**WHAT THE TASK REQUIRES**
Drop every picture, then transcribe the remaining data exactly.

**THE RECORDS**

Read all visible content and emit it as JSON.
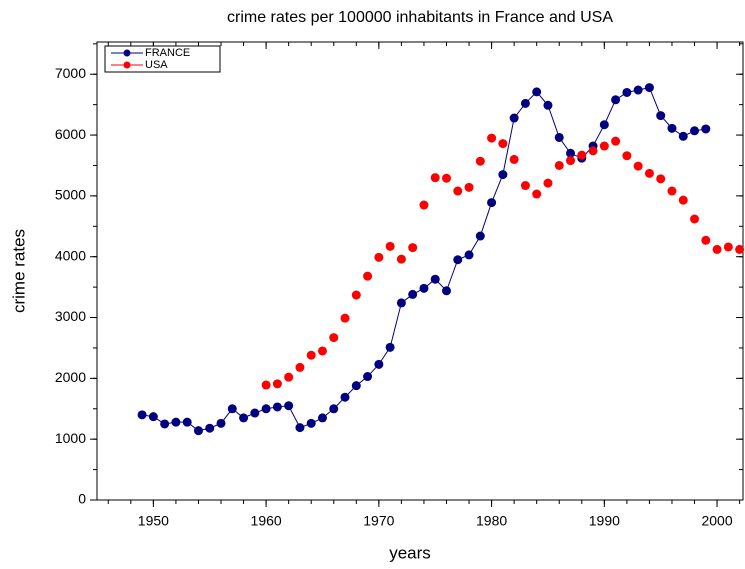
{
  "chart_data": {
    "type": "scatter",
    "title": "crime rates per 100000 inhabitants in France and USA",
    "x_label": "years",
    "y_label": "crime rates",
    "x": [
      1949,
      1950,
      1951,
      1952,
      1953,
      1954,
      1955,
      1956,
      1957,
      1958,
      1959,
      1960,
      1961,
      1962,
      1963,
      1964,
      1965,
      1966,
      1967,
      1968,
      1969,
      1970,
      1971,
      1972,
      1973,
      1974,
      1975,
      1976,
      1977,
      1978,
      1979,
      1980,
      1981,
      1982,
      1983,
      1984,
      1985,
      1986,
      1987,
      1988,
      1989,
      1990,
      1991,
      1992,
      1993,
      1994,
      1995,
      1996,
      1997,
      1998,
      1999,
      2000,
      2001,
      2002
    ],
    "series": [
      {
        "name": "FRANCE",
        "color": "#000080",
        "show_line": true,
        "values": [
          1400,
          1370,
          1250,
          1280,
          1280,
          1140,
          1180,
          1260,
          1500,
          1350,
          1430,
          1500,
          1530,
          1550,
          1190,
          1260,
          1350,
          1500,
          1690,
          1880,
          2030,
          2230,
          2510,
          3240,
          3380,
          3480,
          3630,
          3440,
          3950,
          4030,
          4340,
          4890,
          5350,
          6280,
          6520,
          6710,
          6490,
          5960,
          5700,
          5620,
          5820,
          6170,
          6580,
          6700,
          6740,
          6780,
          6320,
          6110,
          5980,
          6070,
          6100,
          null,
          null,
          null
        ]
      },
      {
        "name": "USA",
        "color": "#ff0000",
        "show_line": false,
        "values": [
          null,
          null,
          null,
          null,
          null,
          null,
          null,
          null,
          null,
          null,
          null,
          1890,
          1910,
          2020,
          2180,
          2380,
          2450,
          2670,
          2990,
          3370,
          3680,
          3990,
          4170,
          3960,
          4150,
          4850,
          5300,
          5290,
          5080,
          5140,
          5570,
          5950,
          5860,
          5600,
          5170,
          5030,
          5210,
          5500,
          5580,
          5670,
          5740,
          5820,
          5900,
          5660,
          5490,
          5370,
          5280,
          5080,
          4930,
          4620,
          4270,
          4120,
          4160,
          4120
        ]
      }
    ],
    "xlim": [
      1945,
      2002.3
    ],
    "ylim": [
      0,
      7530
    ],
    "xticks": [
      1950,
      1960,
      1970,
      1980,
      1990,
      2000
    ],
    "yticks": [
      0,
      1000,
      2000,
      3000,
      4000,
      5000,
      6000,
      7000
    ],
    "legend": "upper left"
  }
}
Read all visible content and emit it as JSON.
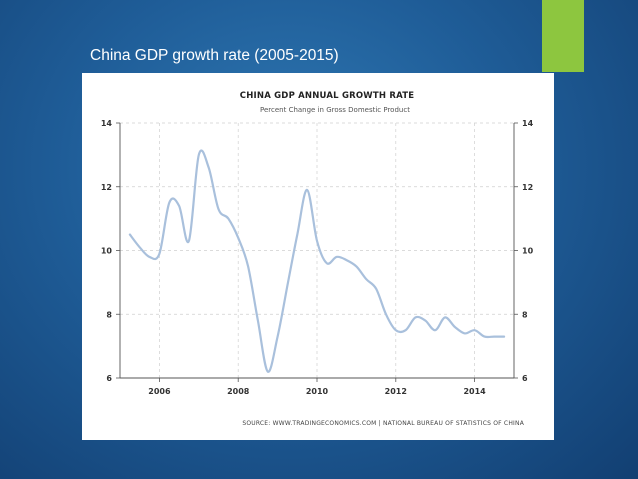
{
  "slide": {
    "title": "China GDP growth rate (2005-2015)",
    "accent_color": "#8dc63f"
  },
  "chart_data": {
    "type": "line",
    "title": "CHINA GDP ANNUAL GROWTH RATE",
    "subtitle": "Percent Change in Gross Domestic Product",
    "source": "SOURCE: WWW.TRADINGECONOMICS.COM | NATIONAL BUREAU OF STATISTICS OF CHINA",
    "xlim": [
      2005.0,
      2015.0
    ],
    "ylim": [
      6,
      14
    ],
    "xticks": [
      2006,
      2008,
      2010,
      2012,
      2014
    ],
    "yticks": [
      6,
      8,
      10,
      12,
      14
    ],
    "grid": true,
    "line_color": "#a9c0dc",
    "series": [
      {
        "x": [
          2005.25,
          2005.5,
          2005.75,
          2006.0,
          2006.25,
          2006.5,
          2006.75,
          2007.0,
          2007.25,
          2007.5,
          2007.75,
          2008.0,
          2008.25,
          2008.5,
          2008.75,
          2009.0,
          2009.25,
          2009.5,
          2009.75,
          2010.0,
          2010.25,
          2010.5,
          2010.75,
          2011.0,
          2011.25,
          2011.5,
          2011.75,
          2012.0,
          2012.25,
          2012.5,
          2012.75,
          2013.0,
          2013.25,
          2013.5,
          2013.75,
          2014.0,
          2014.25,
          2014.5,
          2014.75
        ],
        "values": [
          10.5,
          10.1,
          9.8,
          9.9,
          11.5,
          11.4,
          10.3,
          13.0,
          12.6,
          11.3,
          11.0,
          10.4,
          9.5,
          7.8,
          6.2,
          7.3,
          8.9,
          10.5,
          11.9,
          10.3,
          9.6,
          9.8,
          9.7,
          9.5,
          9.1,
          8.8,
          8.0,
          7.5,
          7.5,
          7.9,
          7.8,
          7.5,
          7.9,
          7.6,
          7.4,
          7.5,
          7.3,
          7.3,
          7.3
        ]
      }
    ]
  }
}
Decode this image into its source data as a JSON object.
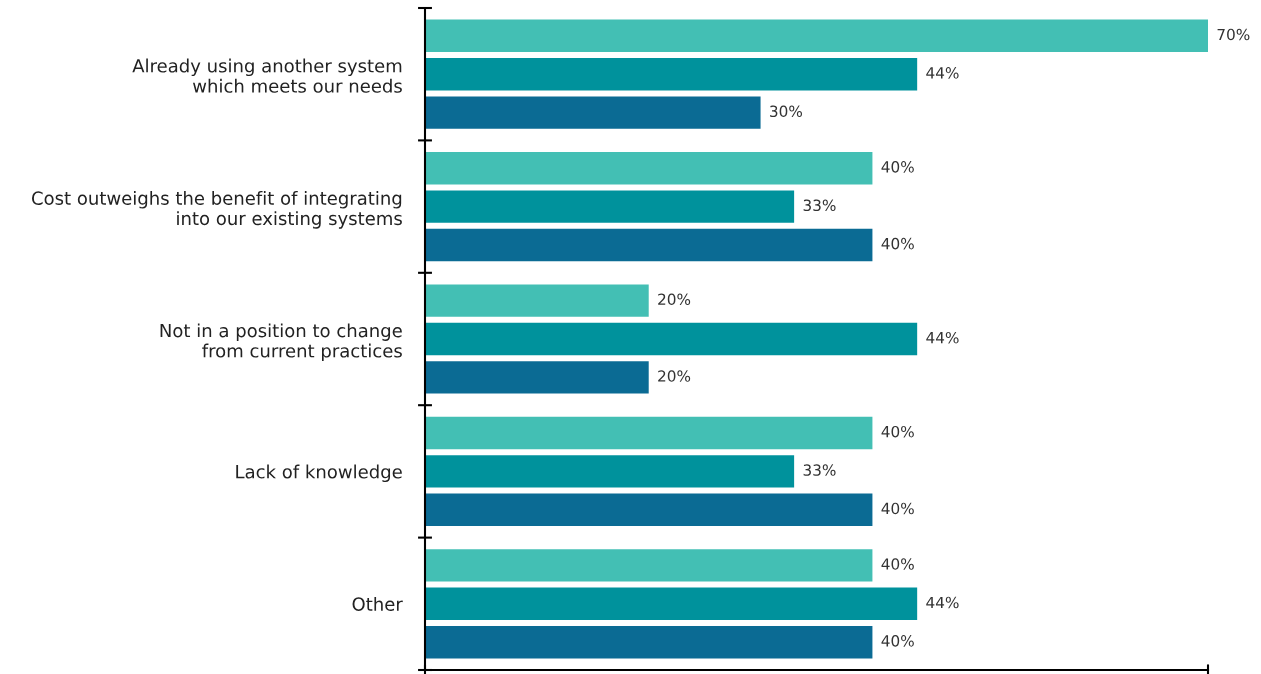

**REPLY TO THE EXERCISE**
Read all visible content and emit it as JSON.
{
  "chart_data": {
    "type": "scatter",
    "title": "crime rates per 100000 inhabitants in France and USA",
    "x_label": "years",
    "y_label": "crime rates",
    "x": [
      1949,
      1950,
      1951,
      1952,
      1953,
      1954,
      1955,
      1956,
      1957,
      1958,
      1959,
      1960,
      1961,
      1962,
      1963,
      1964,
      1965,
      1966,
      1967,
      1968,
      1969,
      1970,
      1971,
      1972,
      1973,
      1974,
      1975,
      1976,
      1977,
      1978,
      1979,
      1980,
      1981,
      1982,
      1983,
      1984,
      1985,
      1986,
      1987,
      1988,
      1989,
      1990,
      1991,
      1992,
      1993,
      1994,
      1995,
      1996,
      1997,
      1998,
      1999,
      2000,
      2001,
      2002
    ],
    "series": [
      {
        "name": "FRANCE",
        "color": "#000080",
        "show_line": true,
        "values": [
          1400,
          1370,
          1250,
          1280,
          1280,
          1140,
          1180,
          1260,
          1500,
          1350,
          1430,
          1500,
          1530,
          1550,
          1190,
          1260,
          1350,
          1500,
          1690,
          1880,
          2030,
          2230,
          2510,
          3240,
          3380,
          3480,
          3630,
          3440,
          3950,
          4030,
          4340,
          4890,
          5350,
          6280,
          6520,
          6710,
          6490,
          5960,
          5700,
          5620,
          5820,
          6170,
          6580,
          6700,
          6740,
          6780,
          6320,
          6110,
          5980,
          6070,
          6100,
          null,
          null,
          null
        ]
      },
      {
        "name": "USA",
        "color": "#ff0000",
        "show_line": false,
        "values": [
          null,
          null,
          null,
          null,
          null,
          null,
          null,
          null,
          null,
          null,
          null,
          1890,
          1910,
          2020,
          2180,
          2380,
          2450,
          2670,
          2990,
          3370,
          3680,
          3990,
          4170,
          3960,
          4150,
          4850,
          5300,
          5290,
          5080,
          5140,
          5570,
          5950,
          5860,
          5600,
          5170,
          5030,
          5210,
          5500,
          5580,
          5670,
          5740,
          5820,
          5900,
          5660,
          5490,
          5370,
          5280,
          5080,
          4930,
          4620,
          4270,
          4120,
          4160,
          4120
        ]
      }
    ],
    "xlim": [
      1945,
      2002.3
    ],
    "ylim": [
      0,
      7530
    ],
    "xticks": [
      1950,
      1960,
      1970,
      1980,
      1990,
      2000
    ],
    "yticks": [
      0,
      1000,
      2000,
      3000,
      4000,
      5000,
      6000,
      7000
    ],
    "legend": "upper left"
  }
}
Read all visible content and emit it as JSON.
{
  "slide": {
    "title": "China GDP growth rate (2005-2015)",
    "accent_color": "#8dc63f"
  },
  "chart_data": {
    "type": "line",
    "title": "CHINA GDP ANNUAL GROWTH RATE",
    "subtitle": "Percent Change in Gross Domestic Product",
    "source": "SOURCE: WWW.TRADINGECONOMICS.COM | NATIONAL BUREAU OF STATISTICS OF CHINA",
    "xlim": [
      2005.0,
      2015.0
    ],
    "ylim": [
      6,
      14
    ],
    "xticks": [
      2006,
      2008,
      2010,
      2012,
      2014
    ],
    "yticks": [
      6,
      8,
      10,
      12,
      14
    ],
    "grid": true,
    "line_color": "#a9c0dc",
    "series": [
      {
        "x": [
          2005.25,
          2005.5,
          2005.75,
          2006.0,
          2006.25,
          2006.5,
          2006.75,
          2007.0,
          2007.25,
          2007.5,
          2007.75,
          2008.0,
          2008.25,
          2008.5,
          2008.75,
          2009.0,
          2009.25,
          2009.5,
          2009.75,
          2010.0,
          2010.25,
          2010.5,
          2010.75,
          2011.0,
          2011.25,
          2011.5,
          2011.75,
          2012.0,
          2012.25,
          2012.5,
          2012.75,
          2013.0,
          2013.25,
          2013.5,
          2013.75,
          2014.0,
          2014.25,
          2014.5,
          2014.75
        ],
        "values": [
          10.5,
          10.1,
          9.8,
          9.9,
          11.5,
          11.4,
          10.3,
          13.0,
          12.6,
          11.3,
          11.0,
          10.4,
          9.5,
          7.8,
          6.2,
          7.3,
          8.9,
          10.5,
          11.9,
          10.3,
          9.6,
          9.8,
          9.7,
          9.5,
          9.1,
          8.8,
          8.0,
          7.5,
          7.5,
          7.9,
          7.8,
          7.5,
          7.9,
          7.6,
          7.4,
          7.5,
          7.3,
          7.3,
          7.3
        ]
      }
    ]
  }
}
Decode this image into its source data as a JSON object.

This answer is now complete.